Directions: Extract all of the data and reproduce it precisely.

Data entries
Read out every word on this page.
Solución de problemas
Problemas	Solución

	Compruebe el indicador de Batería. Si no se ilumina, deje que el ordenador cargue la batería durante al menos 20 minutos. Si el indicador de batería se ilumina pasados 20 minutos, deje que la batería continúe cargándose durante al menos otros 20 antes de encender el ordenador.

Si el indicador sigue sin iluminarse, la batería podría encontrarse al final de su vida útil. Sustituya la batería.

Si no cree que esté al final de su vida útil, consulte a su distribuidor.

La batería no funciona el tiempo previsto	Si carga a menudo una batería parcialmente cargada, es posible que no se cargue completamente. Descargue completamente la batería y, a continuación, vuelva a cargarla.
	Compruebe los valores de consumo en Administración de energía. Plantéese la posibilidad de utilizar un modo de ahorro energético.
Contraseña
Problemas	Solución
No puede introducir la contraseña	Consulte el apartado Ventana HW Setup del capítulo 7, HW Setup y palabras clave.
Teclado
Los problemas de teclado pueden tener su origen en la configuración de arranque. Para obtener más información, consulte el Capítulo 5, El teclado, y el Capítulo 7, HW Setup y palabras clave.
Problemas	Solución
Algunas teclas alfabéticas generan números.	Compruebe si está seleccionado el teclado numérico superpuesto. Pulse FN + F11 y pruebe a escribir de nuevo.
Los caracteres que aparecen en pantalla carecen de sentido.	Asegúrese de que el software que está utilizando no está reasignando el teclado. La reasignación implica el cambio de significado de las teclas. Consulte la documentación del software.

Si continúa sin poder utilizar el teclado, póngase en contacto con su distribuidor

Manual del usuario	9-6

Output of the exercise:
Read out every word on this page.
Solución de problemas
Problemas	Solución

	Compruebe el indicador de Batería. Si no se ilumina, deje que el ordenador cargue la batería durante al menos 20 minutos. Si el indicador de batería se ilumina pasados 20 minutos, deje que la batería continúe cargándose durante al menos otros 20 antes de encender el ordenador.

Si el indicador sigue sin iluminarse, la batería podría encontrarse al final de su vida útil. Sustituya la batería.

Si no cree que esté al final de su vida útil, consulte a su distribuidor.

La batería no funciona el tiempo previsto	Si carga a menudo una batería parcialmente cargada, es posible que no se cargue completamente. Descargue completamente la batería y, a continuación, vuelva a cargarla.
	Compruebe los valores de consumo en Administración de energía. Plantéese la posibilidad de utilizar un modo de ahorro energético.
Contraseña
Problemas	Solución
No puede introducir la contraseña	Consulte el apartado Ventana HW Setup del capítulo 7, HW Setup y palabras clave.
Teclado
Los problemas de teclado pueden tener su origen en la configuración de arranque. Para obtener más información, consulte el Capítulo 5, El teclado, y el Capítulo 7, HW Setup y palabras clave.
Problemas	Solución
Algunas teclas alfabéticas generan números.	Compruebe si está seleccionado el teclado numérico superpuesto. Pulse FN + F11 y pruebe a escribir de nuevo.
Los caracteres que aparecen en pantalla carecen de sentido.	Asegúrese de que el software que está utilizando no está reasignando el teclado. La reasignación implica el cambio de significado de las teclas. Consulte la documentación del software.

Si continúa sin poder utilizar el teclado, póngase en contacto con su distribuidor

Manual del usuario	9-6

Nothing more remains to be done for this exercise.